**TASK TO COMPLETE**
Select the lines that contain "document" and copy each of them.
___
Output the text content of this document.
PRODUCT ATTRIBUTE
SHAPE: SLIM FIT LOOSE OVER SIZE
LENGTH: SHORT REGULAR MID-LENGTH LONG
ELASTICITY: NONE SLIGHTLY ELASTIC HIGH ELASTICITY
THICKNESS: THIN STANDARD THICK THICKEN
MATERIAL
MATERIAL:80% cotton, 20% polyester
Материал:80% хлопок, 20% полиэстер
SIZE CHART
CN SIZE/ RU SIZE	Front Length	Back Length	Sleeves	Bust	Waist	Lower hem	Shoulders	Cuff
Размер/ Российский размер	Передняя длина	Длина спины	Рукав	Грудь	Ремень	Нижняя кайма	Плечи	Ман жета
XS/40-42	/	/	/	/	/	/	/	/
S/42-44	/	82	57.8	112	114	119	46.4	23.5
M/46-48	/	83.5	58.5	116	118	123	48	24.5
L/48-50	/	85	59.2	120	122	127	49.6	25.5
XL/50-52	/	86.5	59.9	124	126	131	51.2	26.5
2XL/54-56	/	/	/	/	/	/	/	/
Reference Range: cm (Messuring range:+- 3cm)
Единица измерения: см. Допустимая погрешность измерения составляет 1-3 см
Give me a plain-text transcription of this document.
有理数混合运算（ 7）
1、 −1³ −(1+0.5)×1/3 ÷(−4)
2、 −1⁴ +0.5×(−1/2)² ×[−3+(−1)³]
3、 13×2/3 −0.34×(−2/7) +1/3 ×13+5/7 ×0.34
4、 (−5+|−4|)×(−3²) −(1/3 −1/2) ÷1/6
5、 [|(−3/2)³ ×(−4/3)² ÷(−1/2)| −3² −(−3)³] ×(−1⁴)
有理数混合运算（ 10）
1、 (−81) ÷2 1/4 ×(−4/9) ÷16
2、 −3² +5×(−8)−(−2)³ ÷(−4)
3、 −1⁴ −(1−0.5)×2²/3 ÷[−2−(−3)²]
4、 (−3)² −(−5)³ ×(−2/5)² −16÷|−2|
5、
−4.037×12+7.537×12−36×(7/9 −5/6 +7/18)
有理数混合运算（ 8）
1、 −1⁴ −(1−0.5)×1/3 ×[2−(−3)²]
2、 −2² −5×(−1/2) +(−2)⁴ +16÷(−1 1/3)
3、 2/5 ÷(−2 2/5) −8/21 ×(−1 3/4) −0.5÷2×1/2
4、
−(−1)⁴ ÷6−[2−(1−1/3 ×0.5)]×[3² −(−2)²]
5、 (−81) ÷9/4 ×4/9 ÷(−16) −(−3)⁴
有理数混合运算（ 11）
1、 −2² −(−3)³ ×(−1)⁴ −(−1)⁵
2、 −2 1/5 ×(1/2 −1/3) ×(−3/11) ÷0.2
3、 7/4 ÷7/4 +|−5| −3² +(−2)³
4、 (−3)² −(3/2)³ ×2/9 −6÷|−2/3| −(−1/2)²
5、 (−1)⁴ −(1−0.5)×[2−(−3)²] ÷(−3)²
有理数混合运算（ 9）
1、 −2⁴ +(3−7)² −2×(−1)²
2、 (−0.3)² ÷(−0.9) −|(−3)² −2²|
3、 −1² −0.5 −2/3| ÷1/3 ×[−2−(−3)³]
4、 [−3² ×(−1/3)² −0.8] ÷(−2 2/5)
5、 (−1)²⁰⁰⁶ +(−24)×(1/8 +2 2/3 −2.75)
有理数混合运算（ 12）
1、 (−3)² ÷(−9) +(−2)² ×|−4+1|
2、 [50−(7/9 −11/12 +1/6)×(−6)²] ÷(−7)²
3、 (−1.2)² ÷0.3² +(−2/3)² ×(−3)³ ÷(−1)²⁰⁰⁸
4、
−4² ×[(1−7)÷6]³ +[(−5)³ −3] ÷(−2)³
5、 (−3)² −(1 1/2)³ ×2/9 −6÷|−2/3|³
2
___
**OUTPUT**
Output the text content of this document.
Give me a plain-text transcription of this document.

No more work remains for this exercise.